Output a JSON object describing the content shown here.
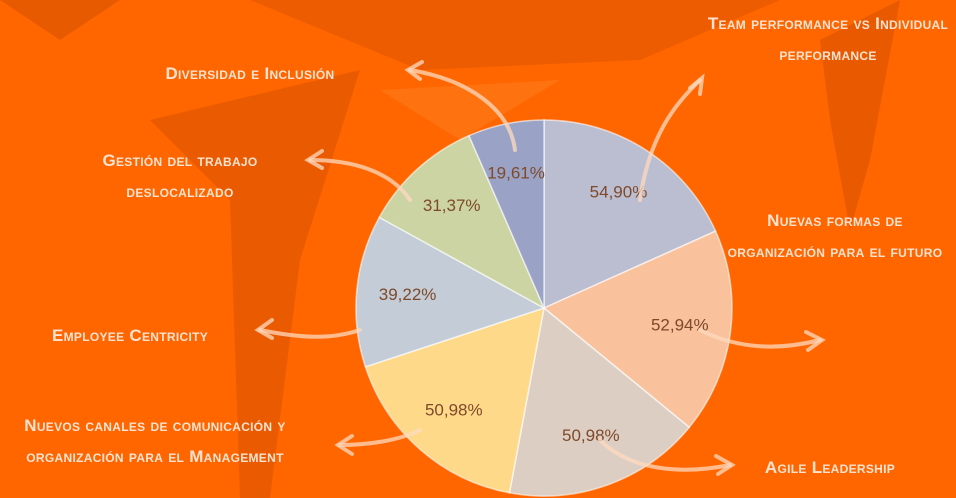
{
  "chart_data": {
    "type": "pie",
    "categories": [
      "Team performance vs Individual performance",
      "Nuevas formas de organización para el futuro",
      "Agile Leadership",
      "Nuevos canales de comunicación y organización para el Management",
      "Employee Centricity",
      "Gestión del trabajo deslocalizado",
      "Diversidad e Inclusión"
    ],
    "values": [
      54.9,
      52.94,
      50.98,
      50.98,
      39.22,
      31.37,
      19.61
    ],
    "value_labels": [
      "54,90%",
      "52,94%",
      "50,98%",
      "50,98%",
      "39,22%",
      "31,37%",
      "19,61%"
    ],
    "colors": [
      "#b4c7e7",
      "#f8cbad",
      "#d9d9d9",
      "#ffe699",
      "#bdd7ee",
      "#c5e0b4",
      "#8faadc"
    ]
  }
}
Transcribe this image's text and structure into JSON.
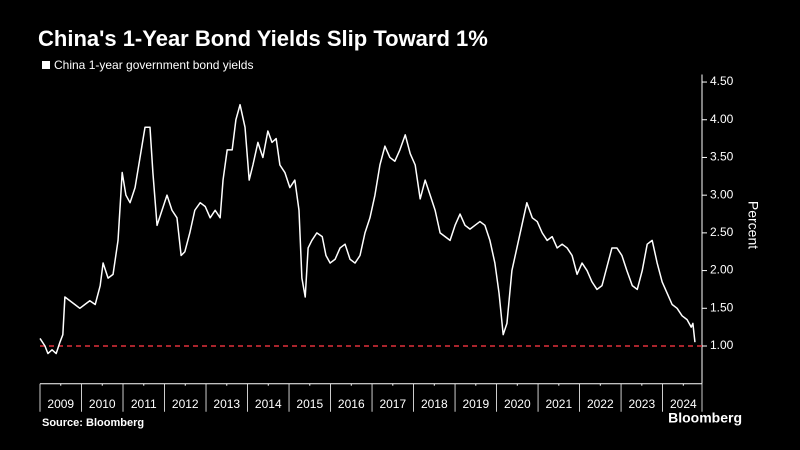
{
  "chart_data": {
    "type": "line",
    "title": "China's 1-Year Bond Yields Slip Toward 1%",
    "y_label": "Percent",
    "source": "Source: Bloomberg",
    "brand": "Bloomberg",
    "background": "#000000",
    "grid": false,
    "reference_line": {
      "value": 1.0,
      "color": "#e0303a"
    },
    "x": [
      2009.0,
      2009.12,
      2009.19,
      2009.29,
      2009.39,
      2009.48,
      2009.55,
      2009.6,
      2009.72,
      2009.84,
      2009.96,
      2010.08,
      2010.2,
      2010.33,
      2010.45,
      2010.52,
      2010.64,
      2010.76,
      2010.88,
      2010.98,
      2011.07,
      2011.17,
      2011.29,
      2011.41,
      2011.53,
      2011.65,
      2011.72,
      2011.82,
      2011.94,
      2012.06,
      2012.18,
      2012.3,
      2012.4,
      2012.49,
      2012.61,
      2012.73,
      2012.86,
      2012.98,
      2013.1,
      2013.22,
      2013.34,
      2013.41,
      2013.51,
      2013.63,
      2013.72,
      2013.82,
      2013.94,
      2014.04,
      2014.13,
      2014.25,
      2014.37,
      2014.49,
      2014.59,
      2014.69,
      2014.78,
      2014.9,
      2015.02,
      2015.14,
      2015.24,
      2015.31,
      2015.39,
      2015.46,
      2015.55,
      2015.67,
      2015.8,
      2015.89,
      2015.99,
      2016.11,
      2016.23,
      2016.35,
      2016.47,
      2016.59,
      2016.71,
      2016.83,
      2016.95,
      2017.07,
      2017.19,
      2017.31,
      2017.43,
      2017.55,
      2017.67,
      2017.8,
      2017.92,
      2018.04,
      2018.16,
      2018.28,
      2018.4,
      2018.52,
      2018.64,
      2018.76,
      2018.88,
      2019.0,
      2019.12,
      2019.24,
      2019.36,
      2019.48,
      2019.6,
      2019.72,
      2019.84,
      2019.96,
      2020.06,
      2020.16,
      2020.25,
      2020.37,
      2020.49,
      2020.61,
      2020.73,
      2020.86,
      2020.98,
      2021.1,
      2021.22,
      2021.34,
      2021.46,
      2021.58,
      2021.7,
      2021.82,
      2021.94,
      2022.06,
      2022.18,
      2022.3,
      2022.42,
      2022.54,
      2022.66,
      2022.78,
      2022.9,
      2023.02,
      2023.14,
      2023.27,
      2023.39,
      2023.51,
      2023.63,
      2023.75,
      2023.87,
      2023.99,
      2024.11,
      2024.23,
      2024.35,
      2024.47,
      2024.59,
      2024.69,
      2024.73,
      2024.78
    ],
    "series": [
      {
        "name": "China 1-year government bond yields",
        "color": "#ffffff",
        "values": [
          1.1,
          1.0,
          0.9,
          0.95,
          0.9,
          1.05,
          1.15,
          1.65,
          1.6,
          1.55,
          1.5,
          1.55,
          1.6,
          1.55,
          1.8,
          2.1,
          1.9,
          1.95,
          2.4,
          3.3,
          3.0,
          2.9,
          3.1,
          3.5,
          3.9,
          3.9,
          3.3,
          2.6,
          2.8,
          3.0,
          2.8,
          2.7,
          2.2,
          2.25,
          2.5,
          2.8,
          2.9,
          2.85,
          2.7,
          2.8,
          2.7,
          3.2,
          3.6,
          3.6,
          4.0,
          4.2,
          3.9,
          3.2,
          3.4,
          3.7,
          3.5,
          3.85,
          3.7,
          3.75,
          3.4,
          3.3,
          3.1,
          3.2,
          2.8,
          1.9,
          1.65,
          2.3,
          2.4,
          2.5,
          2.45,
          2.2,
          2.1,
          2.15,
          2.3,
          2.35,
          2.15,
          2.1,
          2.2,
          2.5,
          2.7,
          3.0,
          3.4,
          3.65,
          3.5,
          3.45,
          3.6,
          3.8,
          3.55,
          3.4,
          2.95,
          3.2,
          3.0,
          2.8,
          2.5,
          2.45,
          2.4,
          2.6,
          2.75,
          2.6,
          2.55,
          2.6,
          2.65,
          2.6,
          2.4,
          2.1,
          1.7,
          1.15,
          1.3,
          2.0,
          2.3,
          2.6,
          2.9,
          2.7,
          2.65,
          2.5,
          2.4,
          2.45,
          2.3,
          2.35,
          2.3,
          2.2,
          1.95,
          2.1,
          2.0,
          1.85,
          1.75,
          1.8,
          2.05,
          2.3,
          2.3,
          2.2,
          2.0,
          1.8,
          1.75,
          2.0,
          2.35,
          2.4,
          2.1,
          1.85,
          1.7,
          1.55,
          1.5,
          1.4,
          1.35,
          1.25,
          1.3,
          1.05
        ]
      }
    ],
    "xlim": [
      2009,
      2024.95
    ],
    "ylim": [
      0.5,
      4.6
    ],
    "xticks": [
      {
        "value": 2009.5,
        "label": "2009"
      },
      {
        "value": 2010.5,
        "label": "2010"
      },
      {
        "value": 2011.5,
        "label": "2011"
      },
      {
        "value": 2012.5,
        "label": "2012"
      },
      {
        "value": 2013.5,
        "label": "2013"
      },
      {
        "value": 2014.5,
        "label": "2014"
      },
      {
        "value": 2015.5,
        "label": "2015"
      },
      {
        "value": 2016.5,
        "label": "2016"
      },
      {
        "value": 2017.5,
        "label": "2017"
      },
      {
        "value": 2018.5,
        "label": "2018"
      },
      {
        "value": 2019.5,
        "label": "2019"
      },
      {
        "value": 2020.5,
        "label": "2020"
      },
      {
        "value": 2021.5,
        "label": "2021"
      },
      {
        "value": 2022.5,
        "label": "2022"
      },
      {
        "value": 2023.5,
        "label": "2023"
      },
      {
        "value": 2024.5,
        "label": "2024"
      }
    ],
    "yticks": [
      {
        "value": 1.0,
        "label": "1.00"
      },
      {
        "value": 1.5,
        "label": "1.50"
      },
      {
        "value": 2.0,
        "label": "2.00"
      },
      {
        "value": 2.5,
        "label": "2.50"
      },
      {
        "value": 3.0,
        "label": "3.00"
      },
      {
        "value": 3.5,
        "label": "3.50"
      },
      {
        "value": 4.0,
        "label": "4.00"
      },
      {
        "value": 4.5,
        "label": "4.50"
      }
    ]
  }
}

◆ ◆ ◆ ◆ ◆ ◆ ◆

Gather all lines of the records that include the word "Bloomberg".

    "source": "Source: Bloomberg",
    "brand": "Bloomberg",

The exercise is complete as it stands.